** begin Supplied records **
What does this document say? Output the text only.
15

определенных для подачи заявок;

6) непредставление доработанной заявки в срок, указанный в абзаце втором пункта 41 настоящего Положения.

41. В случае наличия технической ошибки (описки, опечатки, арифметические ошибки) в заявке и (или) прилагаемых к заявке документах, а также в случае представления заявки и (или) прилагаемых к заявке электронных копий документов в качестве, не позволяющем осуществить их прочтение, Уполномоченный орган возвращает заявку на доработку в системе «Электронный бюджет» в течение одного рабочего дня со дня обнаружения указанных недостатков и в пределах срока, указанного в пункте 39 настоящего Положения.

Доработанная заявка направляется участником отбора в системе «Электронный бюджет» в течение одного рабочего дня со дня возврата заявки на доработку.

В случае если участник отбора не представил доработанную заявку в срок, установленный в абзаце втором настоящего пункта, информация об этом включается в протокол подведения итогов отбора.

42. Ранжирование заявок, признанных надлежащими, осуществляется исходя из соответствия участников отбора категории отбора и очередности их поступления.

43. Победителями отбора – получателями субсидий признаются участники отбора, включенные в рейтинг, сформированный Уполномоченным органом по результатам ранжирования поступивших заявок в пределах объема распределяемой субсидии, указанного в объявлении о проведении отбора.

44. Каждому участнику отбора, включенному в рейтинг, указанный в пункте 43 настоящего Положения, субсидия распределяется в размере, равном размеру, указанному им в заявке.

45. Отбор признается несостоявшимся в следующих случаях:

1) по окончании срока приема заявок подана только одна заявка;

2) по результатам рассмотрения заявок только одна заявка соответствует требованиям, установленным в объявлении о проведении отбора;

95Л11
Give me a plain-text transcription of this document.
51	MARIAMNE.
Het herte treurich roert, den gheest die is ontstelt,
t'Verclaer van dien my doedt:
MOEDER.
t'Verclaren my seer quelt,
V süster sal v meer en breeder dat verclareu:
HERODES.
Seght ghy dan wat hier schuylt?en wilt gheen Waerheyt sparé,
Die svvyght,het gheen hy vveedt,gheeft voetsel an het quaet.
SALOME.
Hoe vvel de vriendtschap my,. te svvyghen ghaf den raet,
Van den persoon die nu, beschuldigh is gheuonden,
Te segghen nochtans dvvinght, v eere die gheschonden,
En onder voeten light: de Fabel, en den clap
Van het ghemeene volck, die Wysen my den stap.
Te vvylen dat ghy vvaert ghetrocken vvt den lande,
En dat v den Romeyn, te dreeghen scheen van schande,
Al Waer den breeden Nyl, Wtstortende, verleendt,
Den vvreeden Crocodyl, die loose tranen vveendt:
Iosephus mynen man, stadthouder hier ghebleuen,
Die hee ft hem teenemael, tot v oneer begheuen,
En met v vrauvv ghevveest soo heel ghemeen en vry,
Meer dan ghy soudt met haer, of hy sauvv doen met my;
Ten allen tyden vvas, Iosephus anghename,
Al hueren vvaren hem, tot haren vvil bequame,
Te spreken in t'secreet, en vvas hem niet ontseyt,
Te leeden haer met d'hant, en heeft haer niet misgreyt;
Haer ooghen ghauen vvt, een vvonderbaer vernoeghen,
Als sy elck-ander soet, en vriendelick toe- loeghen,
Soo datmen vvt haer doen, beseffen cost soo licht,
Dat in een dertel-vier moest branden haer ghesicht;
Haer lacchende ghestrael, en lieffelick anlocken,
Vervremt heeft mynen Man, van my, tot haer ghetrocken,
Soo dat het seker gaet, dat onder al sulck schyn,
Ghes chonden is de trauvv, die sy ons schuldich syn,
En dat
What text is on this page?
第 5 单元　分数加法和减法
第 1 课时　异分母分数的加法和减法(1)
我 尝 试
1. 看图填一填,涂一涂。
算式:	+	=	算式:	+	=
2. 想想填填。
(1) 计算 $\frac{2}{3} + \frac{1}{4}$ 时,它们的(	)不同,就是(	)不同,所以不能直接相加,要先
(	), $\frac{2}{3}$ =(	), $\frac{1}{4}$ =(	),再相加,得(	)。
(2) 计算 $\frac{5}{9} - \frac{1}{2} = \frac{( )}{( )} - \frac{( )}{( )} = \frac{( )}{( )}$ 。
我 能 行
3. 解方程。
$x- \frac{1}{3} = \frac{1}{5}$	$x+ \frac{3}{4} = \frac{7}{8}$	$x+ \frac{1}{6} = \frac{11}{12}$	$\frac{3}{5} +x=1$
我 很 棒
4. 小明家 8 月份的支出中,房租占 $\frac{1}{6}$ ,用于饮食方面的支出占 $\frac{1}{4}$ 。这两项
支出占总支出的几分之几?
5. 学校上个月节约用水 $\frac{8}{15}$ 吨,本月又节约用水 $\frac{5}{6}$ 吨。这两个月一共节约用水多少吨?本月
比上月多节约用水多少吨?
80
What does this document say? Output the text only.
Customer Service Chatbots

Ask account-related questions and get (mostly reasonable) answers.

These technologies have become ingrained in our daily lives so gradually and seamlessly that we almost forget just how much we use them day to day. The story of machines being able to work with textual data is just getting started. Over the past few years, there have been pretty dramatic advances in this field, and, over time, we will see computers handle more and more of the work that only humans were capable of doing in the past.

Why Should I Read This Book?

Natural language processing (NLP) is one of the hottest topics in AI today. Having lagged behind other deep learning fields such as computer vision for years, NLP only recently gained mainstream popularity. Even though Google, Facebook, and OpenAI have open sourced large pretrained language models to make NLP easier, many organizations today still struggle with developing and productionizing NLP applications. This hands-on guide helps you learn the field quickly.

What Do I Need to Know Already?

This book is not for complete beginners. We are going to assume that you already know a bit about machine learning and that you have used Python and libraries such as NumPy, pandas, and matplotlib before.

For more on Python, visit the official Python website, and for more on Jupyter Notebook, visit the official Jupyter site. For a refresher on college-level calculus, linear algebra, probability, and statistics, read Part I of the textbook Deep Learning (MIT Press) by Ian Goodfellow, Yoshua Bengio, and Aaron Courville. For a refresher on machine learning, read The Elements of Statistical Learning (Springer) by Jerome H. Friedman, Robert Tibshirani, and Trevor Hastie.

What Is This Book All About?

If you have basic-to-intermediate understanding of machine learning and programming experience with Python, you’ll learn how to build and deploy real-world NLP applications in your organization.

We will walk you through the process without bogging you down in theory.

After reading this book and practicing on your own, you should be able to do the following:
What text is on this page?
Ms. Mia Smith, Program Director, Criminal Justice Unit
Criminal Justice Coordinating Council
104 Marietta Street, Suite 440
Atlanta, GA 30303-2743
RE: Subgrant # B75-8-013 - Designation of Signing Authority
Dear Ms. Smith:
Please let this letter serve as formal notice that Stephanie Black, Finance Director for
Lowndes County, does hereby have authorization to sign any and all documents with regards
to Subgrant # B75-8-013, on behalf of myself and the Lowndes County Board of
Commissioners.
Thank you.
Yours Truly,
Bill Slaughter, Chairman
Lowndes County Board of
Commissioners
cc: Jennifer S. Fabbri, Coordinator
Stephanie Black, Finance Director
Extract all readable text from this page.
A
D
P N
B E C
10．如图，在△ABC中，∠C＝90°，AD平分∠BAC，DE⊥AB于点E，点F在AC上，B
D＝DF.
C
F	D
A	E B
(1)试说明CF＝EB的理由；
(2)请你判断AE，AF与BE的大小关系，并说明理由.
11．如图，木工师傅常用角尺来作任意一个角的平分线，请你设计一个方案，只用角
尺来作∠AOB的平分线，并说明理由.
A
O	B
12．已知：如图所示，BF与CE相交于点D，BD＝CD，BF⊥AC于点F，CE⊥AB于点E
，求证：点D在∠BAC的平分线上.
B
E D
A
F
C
** end Supplied records **
__What is asked__. Reproduce each record exactly as it appears.

__Task response__.
What does this document say? Output the text only.
15

определенных для подачи заявок;

6) непредставление доработанной заявки в срок, указанный в абзаце втором пункта 41 настоящего Положения.

41. В случае наличия технической ошибки (описки, опечатки, арифметические ошибки) в заявке и (или) прилагаемых к заявке документах, а также в случае представления заявки и (или) прилагаемых к заявке электронных копий документов в качестве, не позволяющем осуществить их прочтение, Уполномоченный орган возвращает заявку на доработку в системе «Электронный бюджет» в течение одного рабочего дня со дня обнаружения указанных недостатков и в пределах срока, указанного в пункте 39 настоящего Положения.

Доработанная заявка направляется участником отбора в системе «Электронный бюджет» в течение одного рабочего дня со дня возврата заявки на доработку.

В случае если участник отбора не представил доработанную заявку в срок, установленный в абзаце втором настоящего пункта, информация об этом включается в протокол подведения итогов отбора.

42. Ранжирование заявок, признанных надлежащими, осуществляется исходя из соответствия участников отбора категории отбора и очередности их поступления.

43. Победителями отбора – получателями субсидий признаются участники отбора, включенные в рейтинг, сформированный Уполномоченным органом по результатам ранжирования поступивших заявок в пределах объема распределяемой субсидии, указанного в объявлении о проведении отбора.

44. Каждому участнику отбора, включенному в рейтинг, указанный в пункте 43 настоящего Положения, субсидия распределяется в размере, равном размеру, указанному им в заявке.

45. Отбор признается несостоявшимся в следующих случаях:

1) по окончании срока приема заявок подана только одна заявка;

2) по результатам рассмотрения заявок только одна заявка соответствует требованиям, установленным в объявлении о проведении отбора;

95Л11
Give me a plain-text transcription of this document.
51	MARIAMNE.
Het herte treurich roert, den gheest die is ontstelt,
t'Verclaer van dien my doedt:
MOEDER.
t'Verclaren my seer quelt,
V süster sal v meer en breeder dat verclareu:
HERODES.
Seght ghy dan wat hier schuylt?en wilt gheen Waerheyt sparé,
Die svvyght,het gheen hy vveedt,gheeft voetsel an het quaet.
SALOME.
Hoe vvel de vriendtschap my,. te svvyghen ghaf den raet,
Van den persoon die nu, beschuldigh is gheuonden,
Te segghen nochtans dvvinght, v eere die gheschonden,
En onder voeten light: de Fabel, en den clap
Van het ghemeene volck, die Wysen my den stap.
Te vvylen dat ghy vvaert ghetrocken vvt den lande,
En dat v den Romeyn, te dreeghen scheen van schande,
Al Waer den breeden Nyl, Wtstortende, verleendt,
Den vvreeden Crocodyl, die loose tranen vveendt:
Iosephus mynen man, stadthouder hier ghebleuen,
Die hee ft hem teenemael, tot v oneer begheuen,
En met v vrauvv ghevveest soo heel ghemeen en vry,
Meer dan ghy soudt met haer, of hy sauvv doen met my;
Ten allen tyden vvas, Iosephus anghename,
Al hueren vvaren hem, tot haren vvil bequame,
Te spreken in t'secreet, en vvas hem niet ontseyt,
Te leeden haer met d'hant, en heeft haer niet misgreyt;
Haer ooghen ghauen vvt, een vvonderbaer vernoeghen,
Als sy elck-ander soet, en vriendelick toe- loeghen,
Soo datmen vvt haer doen, beseffen cost soo licht,
Dat in een dertel-vier moest branden haer ghesicht;
Haer lacchende ghestrael, en lieffelick anlocken,
Vervremt heeft mynen Man, van my, tot haer ghetrocken,
Soo dat het seker gaet, dat onder al sulck schyn,
Ghes chonden is de trauvv, die sy ons schuldich syn,
En dat
What text is on this page?
第 5 单元　分数加法和减法
第 1 课时　异分母分数的加法和减法(1)
我 尝 试
1. 看图填一填,涂一涂。
算式:	+	=	算式:	+	=
2. 想想填填。
(1) 计算 $\frac{2}{3} + \frac{1}{4}$ 时,它们的(	)不同,就是(	)不同,所以不能直接相加,要先
(	), $\frac{2}{3}$ =(	), $\frac{1}{4}$ =(	),再相加,得(	)。
(2) 计算 $\frac{5}{9} - \frac{1}{2} = \frac{( )}{( )} - \frac{( )}{( )} = \frac{( )}{( )}$ 。
我 能 行
3. 解方程。
$x- \frac{1}{3} = \frac{1}{5}$	$x+ \frac{3}{4} = \frac{7}{8}$	$x+ \frac{1}{6} = \frac{11}{12}$	$\frac{3}{5} +x=1$
我 很 棒
4. 小明家 8 月份的支出中,房租占 $\frac{1}{6}$ ,用于饮食方面的支出占 $\frac{1}{4}$ 。这两项
支出占总支出的几分之几?
5. 学校上个月节约用水 $\frac{8}{15}$ 吨,本月又节约用水 $\frac{5}{6}$ 吨。这两个月一共节约用水多少吨?本月
比上月多节约用水多少吨?
80
What does this document say? Output the text only.
Customer Service Chatbots

Ask account-related questions and get (mostly reasonable) answers.

These technologies have become ingrained in our daily lives so gradually and seamlessly that we almost forget just how much we use them day to day. The story of machines being able to work with textual data is just getting started. Over the past few years, there have been pretty dramatic advances in this field, and, over time, we will see computers handle more and more of the work that only humans were capable of doing in the past.

Why Should I Read This Book?

Natural language processing (NLP) is one of the hottest topics in AI today. Having lagged behind other deep learning fields such as computer vision for years, NLP only recently gained mainstream popularity. Even though Google, Facebook, and OpenAI have open sourced large pretrained language models to make NLP easier, many organizations today still struggle with developing and productionizing NLP applications. This hands-on guide helps you learn the field quickly.

What Do I Need to Know Already?

This book is not for complete beginners. We are going to assume that you already know a bit about machine learning and that you have used Python and libraries such as NumPy, pandas, and matplotlib before.

For more on Python, visit the official Python website, and for more on Jupyter Notebook, visit the official Jupyter site. For a refresher on college-level calculus, linear algebra, probability, and statistics, read Part I of the textbook Deep Learning (MIT Press) by Ian Goodfellow, Yoshua Bengio, and Aaron Courville. For a refresher on machine learning, read The Elements of Statistical Learning (Springer) by Jerome H. Friedman, Robert Tibshirani, and Trevor Hastie.

What Is This Book All About?

If you have basic-to-intermediate understanding of machine learning and programming experience with Python, you’ll learn how to build and deploy real-world NLP applications in your organization.

We will walk you through the process without bogging you down in theory.

After reading this book and practicing on your own, you should be able to do the following:
What text is on this page?
Ms. Mia Smith, Program Director, Criminal Justice Unit
Criminal Justice Coordinating Council
104 Marietta Street, Suite 440
Atlanta, GA 30303-2743
RE: Subgrant # B75-8-013 - Designation of Signing Authority
Dear Ms. Smith:
Please let this letter serve as formal notice that Stephanie Black, Finance Director for
Lowndes County, does hereby have authorization to sign any and all documents with regards
to Subgrant # B75-8-013, on behalf of myself and the Lowndes County Board of
Commissioners.
Thank you.
Yours Truly,
Bill Slaughter, Chairman
Lowndes County Board of
Commissioners
cc: Jennifer S. Fabbri, Coordinator
Stephanie Black, Finance Director
Extract all readable text from this page.
A
D
P N
B E C
10．如图，在△ABC中，∠C＝90°，AD平分∠BAC，DE⊥AB于点E，点F在AC上，B
D＝DF.
C
F	D
A	E B
(1)试说明CF＝EB的理由；
(2)请你判断AE，AF与BE的大小关系，并说明理由.
11．如图，木工师傅常用角尺来作任意一个角的平分线，请你设计一个方案，只用角
尺来作∠AOB的平分线，并说明理由.
A
O	B
12．已知：如图所示，BF与CE相交于点D，BD＝CD，BF⊥AC于点F，CE⊥AB于点E
，求证：点D在∠BAC的平分线上.
B
E D
A
F
C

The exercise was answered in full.